PROMPT:
Of the lines in the entries below, state how many hold the word "Condensation". Say nothing else.

-- Start of INFORMATION PROVIDED --

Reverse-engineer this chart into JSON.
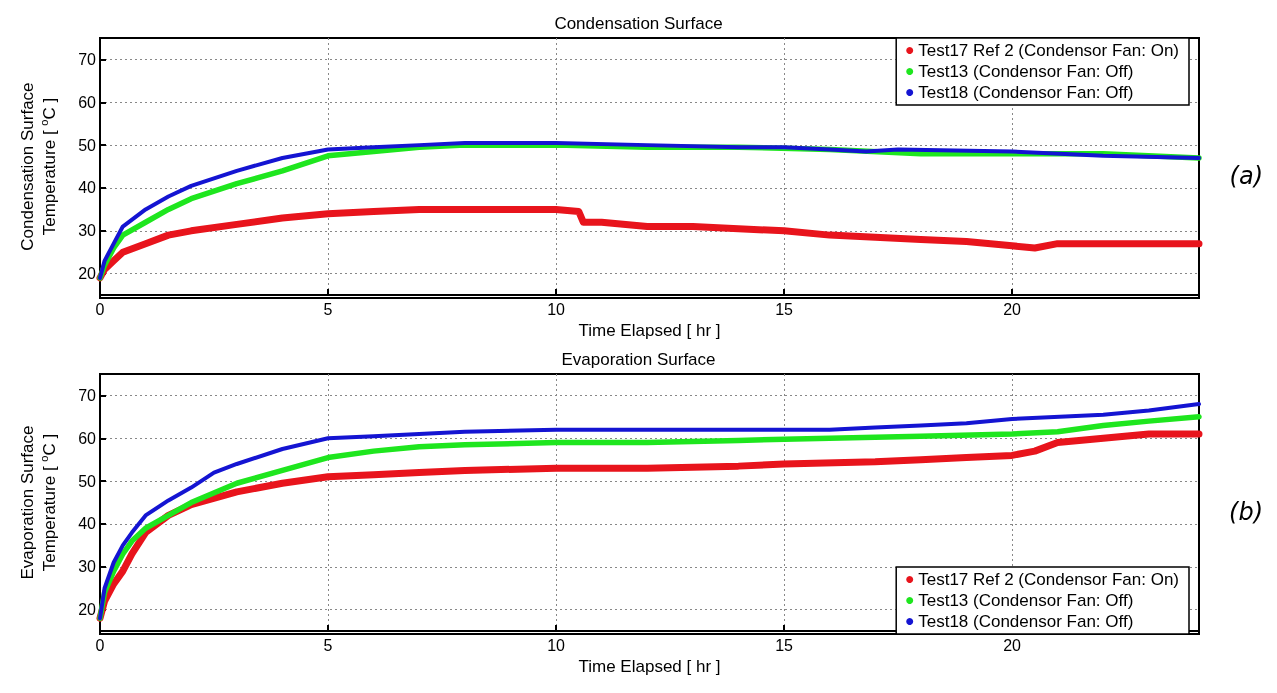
{
  "chart_data": [
    {
      "type": "line",
      "title": "Condensation Surface",
      "xlabel": "Time Elapsed [ hr ]",
      "ylabel": "Condensation Surface\nTemperature [ $^{o}$C ]",
      "xlim": [
        0,
        24.1
      ],
      "xticks": [
        0,
        5,
        10,
        15,
        20
      ],
      "ylim": [
        15,
        75
      ],
      "yticks": [
        20,
        30,
        40,
        50,
        60,
        70
      ],
      "grid": true,
      "legend": "top right",
      "annotations": [
        "(a)"
      ],
      "series": [
        {
          "name": "Test17 Ref 2 (Condensor Fan: On)",
          "color": "#e8141c",
          "x": [
            0,
            0.1,
            0.3,
            0.5,
            1,
            1.5,
            2,
            3,
            4,
            5,
            6,
            7,
            8,
            9,
            10,
            10.5,
            10.6,
            11,
            12,
            13,
            14,
            15,
            16,
            17,
            18,
            19,
            20,
            20.5,
            21,
            22,
            23,
            24.1
          ],
          "values": [
            19,
            21,
            23,
            25,
            27,
            29,
            30,
            31.5,
            33,
            34,
            34.5,
            35,
            35,
            35,
            35,
            34.5,
            32,
            32,
            31,
            31,
            30.5,
            30,
            29,
            28.5,
            28,
            27.5,
            26.5,
            26,
            27,
            27,
            27,
            27
          ]
        },
        {
          "name": "Test13 (Condensor Fan: Off)",
          "color": "#1ee61e",
          "x": [
            0,
            0.1,
            0.3,
            0.5,
            1,
            1.5,
            2,
            3,
            4,
            5,
            6,
            7,
            8,
            10,
            12,
            14,
            16,
            18,
            20,
            22,
            24.1
          ],
          "values": [
            19,
            22,
            26,
            29,
            32,
            35,
            37.5,
            41,
            44,
            47.5,
            48.5,
            49.5,
            50,
            50,
            49.5,
            49.5,
            49,
            48,
            48,
            48,
            47
          ]
        },
        {
          "name": "Test18 (Condensor Fan: Off)",
          "color": "#1414d2",
          "x": [
            0,
            0.1,
            0.3,
            0.5,
            1,
            1.5,
            2,
            3,
            4,
            5,
            6,
            7,
            8,
            10,
            12,
            14,
            15,
            16,
            16.8,
            17.5,
            20,
            22,
            24.1
          ],
          "values": [
            19,
            23,
            27,
            31,
            35,
            38,
            40.5,
            44,
            47,
            49,
            49.5,
            50,
            50.5,
            50.5,
            50,
            49.5,
            49.5,
            49,
            48.5,
            49,
            48.5,
            47.5,
            47
          ]
        }
      ]
    },
    {
      "type": "line",
      "title": "Evaporation Surface",
      "xlabel": "Time Elapsed [ hr ]",
      "ylabel": "Evaporation Surface\nTemperature [ $^{o}$C ]",
      "xlim": [
        0,
        24.1
      ],
      "xticks": [
        0,
        5,
        10,
        15,
        20
      ],
      "ylim": [
        15,
        75
      ],
      "yticks": [
        20,
        30,
        40,
        50,
        60,
        70
      ],
      "grid": true,
      "legend": "bottom right",
      "annotations": [
        "(b)"
      ],
      "series": [
        {
          "name": "Test17 Ref 2 (Condensor Fan: On)",
          "color": "#e8141c",
          "x": [
            0,
            0.1,
            0.3,
            0.5,
            0.7,
            1,
            1.5,
            2,
            3,
            4,
            5,
            6,
            7,
            8,
            10,
            12,
            14,
            15,
            17,
            18,
            19,
            20,
            20.5,
            21,
            22,
            23,
            24.1
          ],
          "values": [
            18,
            22,
            26,
            29,
            33,
            38,
            42,
            44.5,
            47.5,
            49.5,
            51,
            51.5,
            52,
            52.5,
            53,
            53,
            53.5,
            54,
            54.5,
            55,
            55.5,
            56,
            57,
            59,
            60,
            61,
            61
          ]
        },
        {
          "name": "Test13 (Condensor Fan: Off)",
          "color": "#1ee61e",
          "x": [
            0,
            0.1,
            0.3,
            0.5,
            0.7,
            1,
            1.5,
            2,
            3,
            4,
            5,
            6,
            7,
            8,
            10,
            12,
            14,
            16,
            18,
            20,
            21,
            22,
            23,
            24.1
          ],
          "values": [
            18,
            24,
            29,
            33,
            36,
            39,
            42,
            45,
            49.5,
            52.5,
            55.5,
            57,
            58,
            58.5,
            59,
            59,
            59.5,
            60,
            60.5,
            61,
            61.5,
            63,
            64,
            65
          ]
        },
        {
          "name": "Test18 (Condensor Fan: Off)",
          "color": "#1414d2",
          "x": [
            0,
            0.1,
            0.3,
            0.5,
            0.7,
            1,
            1.5,
            2,
            2.5,
            3,
            4,
            5,
            6,
            7,
            8,
            10,
            12,
            14,
            16,
            17,
            18,
            19,
            20,
            22,
            23,
            24.1
          ],
          "values": [
            18,
            25,
            31,
            35,
            38,
            42,
            45.5,
            48.5,
            52,
            54,
            57.5,
            60,
            60.5,
            61,
            61.5,
            62,
            62,
            62,
            62,
            62.5,
            63,
            63.5,
            64.5,
            65.5,
            66.5,
            68
          ]
        }
      ]
    }
  ]
}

-- End of INFORMATION PROVIDED --

REPLY:
2